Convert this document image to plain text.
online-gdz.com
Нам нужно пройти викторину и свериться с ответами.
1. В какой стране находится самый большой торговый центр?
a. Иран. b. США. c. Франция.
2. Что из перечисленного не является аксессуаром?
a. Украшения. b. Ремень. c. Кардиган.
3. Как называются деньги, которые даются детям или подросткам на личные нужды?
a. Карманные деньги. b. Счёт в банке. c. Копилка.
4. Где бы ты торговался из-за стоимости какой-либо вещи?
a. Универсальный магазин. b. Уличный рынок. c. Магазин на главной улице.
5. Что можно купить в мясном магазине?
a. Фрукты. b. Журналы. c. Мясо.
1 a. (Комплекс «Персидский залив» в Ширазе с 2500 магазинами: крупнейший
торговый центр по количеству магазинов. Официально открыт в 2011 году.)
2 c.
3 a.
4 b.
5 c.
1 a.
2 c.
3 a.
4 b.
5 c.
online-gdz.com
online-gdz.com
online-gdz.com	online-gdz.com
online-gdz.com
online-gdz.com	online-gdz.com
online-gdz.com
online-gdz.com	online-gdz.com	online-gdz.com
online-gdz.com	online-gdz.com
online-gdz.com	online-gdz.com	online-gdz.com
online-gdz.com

---

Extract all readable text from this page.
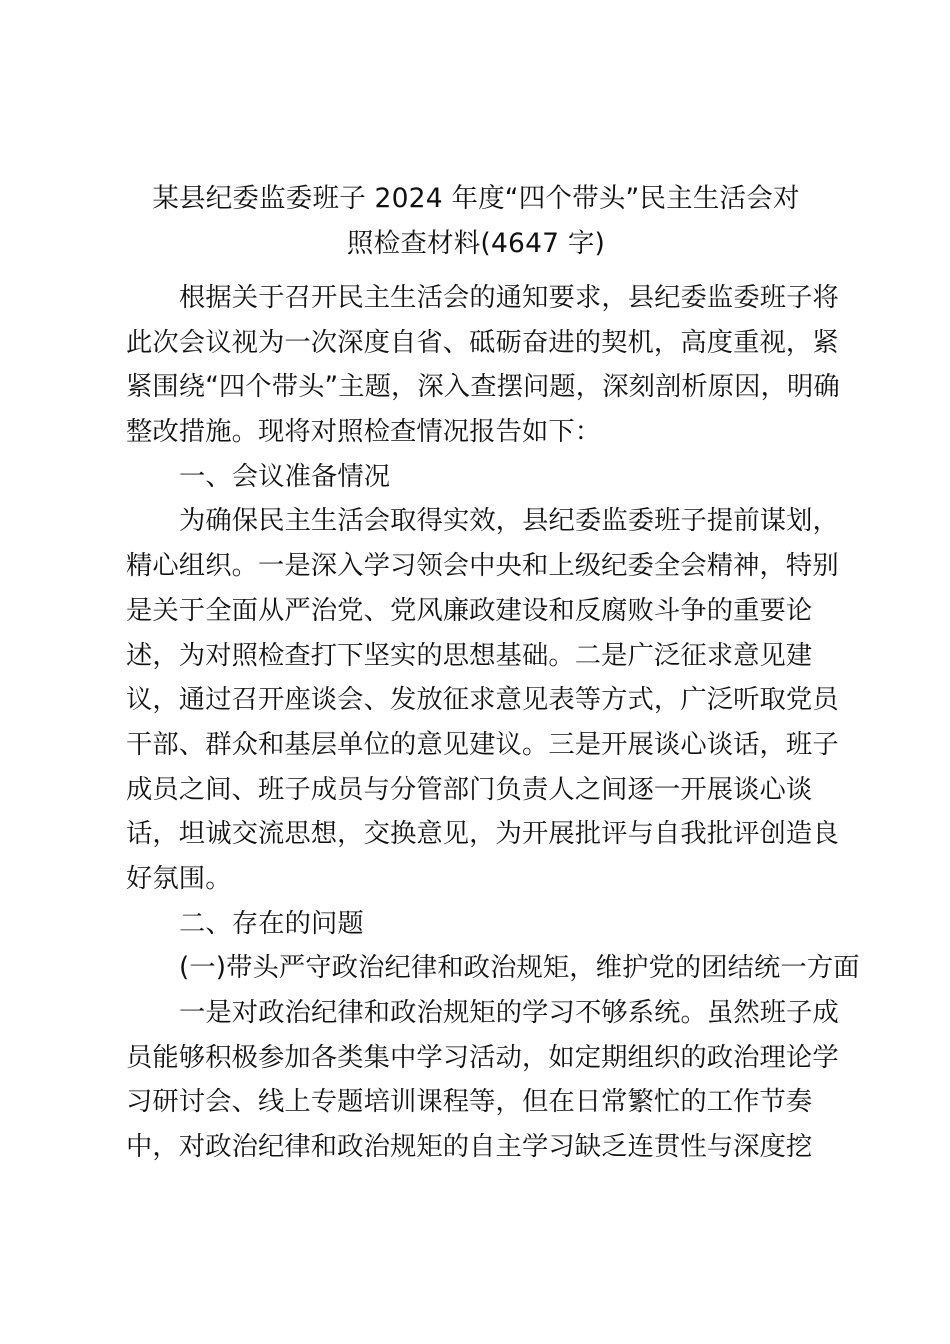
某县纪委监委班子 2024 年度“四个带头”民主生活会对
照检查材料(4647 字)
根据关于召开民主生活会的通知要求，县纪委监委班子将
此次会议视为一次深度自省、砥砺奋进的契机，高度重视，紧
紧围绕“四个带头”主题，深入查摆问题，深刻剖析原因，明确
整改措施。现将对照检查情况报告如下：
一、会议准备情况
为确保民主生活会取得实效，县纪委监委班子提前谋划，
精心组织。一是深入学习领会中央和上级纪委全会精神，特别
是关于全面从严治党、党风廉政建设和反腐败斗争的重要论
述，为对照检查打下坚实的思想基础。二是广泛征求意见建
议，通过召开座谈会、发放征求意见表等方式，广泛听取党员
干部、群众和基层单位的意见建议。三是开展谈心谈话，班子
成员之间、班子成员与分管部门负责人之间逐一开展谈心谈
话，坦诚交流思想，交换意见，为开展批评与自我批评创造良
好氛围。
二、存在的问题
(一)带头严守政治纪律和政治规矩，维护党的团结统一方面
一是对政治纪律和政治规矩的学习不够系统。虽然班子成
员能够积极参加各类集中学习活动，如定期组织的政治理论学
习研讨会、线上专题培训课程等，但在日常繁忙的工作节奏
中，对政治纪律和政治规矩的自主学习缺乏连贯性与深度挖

* * *

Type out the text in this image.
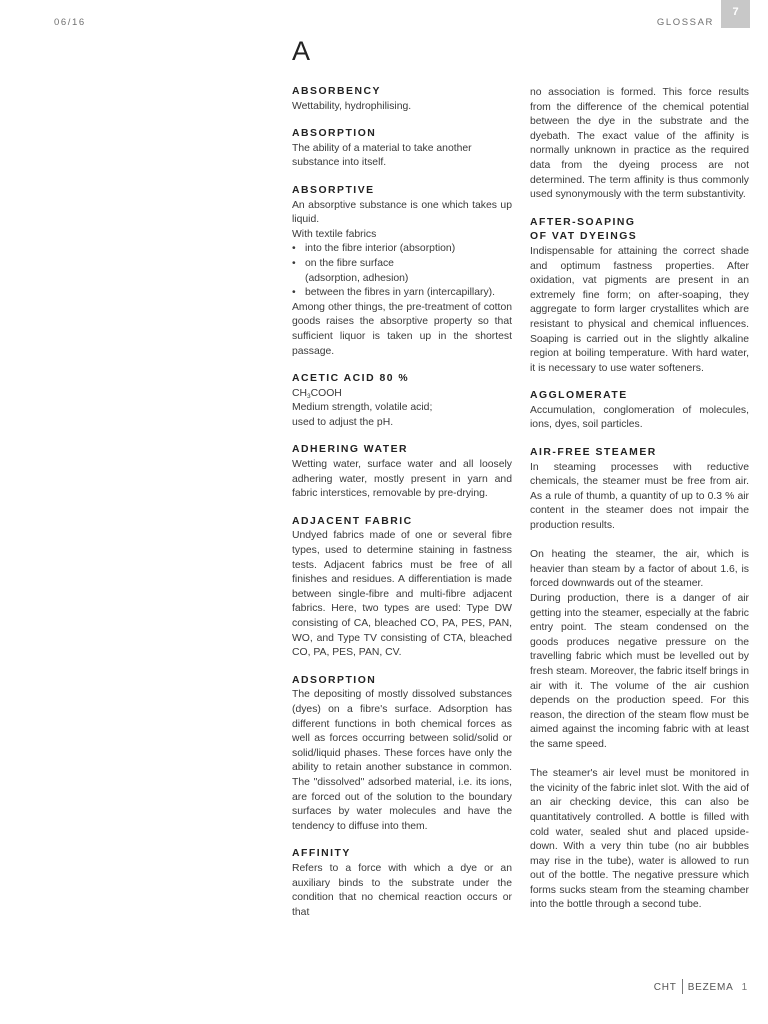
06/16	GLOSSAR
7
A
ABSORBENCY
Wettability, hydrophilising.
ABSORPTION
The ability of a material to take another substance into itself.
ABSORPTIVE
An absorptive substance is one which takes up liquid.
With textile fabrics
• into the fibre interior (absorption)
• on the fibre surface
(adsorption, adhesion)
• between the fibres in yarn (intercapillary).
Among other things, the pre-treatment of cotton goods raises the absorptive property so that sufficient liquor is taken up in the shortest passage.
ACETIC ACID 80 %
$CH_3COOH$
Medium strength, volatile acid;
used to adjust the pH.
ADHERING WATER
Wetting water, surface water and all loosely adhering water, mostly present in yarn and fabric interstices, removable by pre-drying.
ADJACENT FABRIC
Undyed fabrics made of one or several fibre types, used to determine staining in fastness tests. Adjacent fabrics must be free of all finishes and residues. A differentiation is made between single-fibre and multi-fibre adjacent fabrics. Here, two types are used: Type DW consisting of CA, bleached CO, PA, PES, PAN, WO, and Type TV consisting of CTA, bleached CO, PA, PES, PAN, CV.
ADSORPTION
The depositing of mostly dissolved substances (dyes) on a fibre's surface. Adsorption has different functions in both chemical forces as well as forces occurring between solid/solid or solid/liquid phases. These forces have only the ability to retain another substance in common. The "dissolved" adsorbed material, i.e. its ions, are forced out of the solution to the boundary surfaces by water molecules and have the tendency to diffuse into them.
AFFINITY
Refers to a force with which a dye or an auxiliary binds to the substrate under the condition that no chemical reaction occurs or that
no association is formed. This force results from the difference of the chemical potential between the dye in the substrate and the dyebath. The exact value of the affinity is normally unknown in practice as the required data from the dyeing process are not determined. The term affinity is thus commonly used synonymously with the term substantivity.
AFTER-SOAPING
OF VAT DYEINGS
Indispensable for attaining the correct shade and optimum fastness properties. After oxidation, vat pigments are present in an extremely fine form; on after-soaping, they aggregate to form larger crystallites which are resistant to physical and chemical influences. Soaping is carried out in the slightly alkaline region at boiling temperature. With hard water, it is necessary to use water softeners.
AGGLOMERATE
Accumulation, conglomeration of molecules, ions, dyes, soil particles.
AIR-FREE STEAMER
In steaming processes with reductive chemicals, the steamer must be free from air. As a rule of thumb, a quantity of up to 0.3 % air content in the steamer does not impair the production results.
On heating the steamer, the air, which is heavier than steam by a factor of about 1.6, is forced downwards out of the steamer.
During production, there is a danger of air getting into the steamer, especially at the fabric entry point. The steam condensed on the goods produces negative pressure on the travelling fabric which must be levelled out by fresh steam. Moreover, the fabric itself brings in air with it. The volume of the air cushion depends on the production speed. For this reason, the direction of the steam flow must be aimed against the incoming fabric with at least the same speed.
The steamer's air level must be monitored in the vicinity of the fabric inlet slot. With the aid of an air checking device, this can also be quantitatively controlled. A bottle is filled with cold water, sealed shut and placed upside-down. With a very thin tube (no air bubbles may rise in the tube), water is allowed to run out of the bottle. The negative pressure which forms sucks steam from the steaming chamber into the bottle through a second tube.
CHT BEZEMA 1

*What to work on*: In the entries above, find lines with "material" and copy each.

*Worked solution*:
The ability of a material to take another substance into itself.
The depositing of mostly dissolved substances (dyes) on a fibre's surface. Adsorption has different functions in both chemical forces as well as forces occurring between solid/solid or solid/liquid phases. These forces have only the ability to retain another substance in common. The "dissolved" adsorbed material, i.e. its ions, are forced out of the solution to the boundary surfaces by water molecules and have the tendency to diffuse into them.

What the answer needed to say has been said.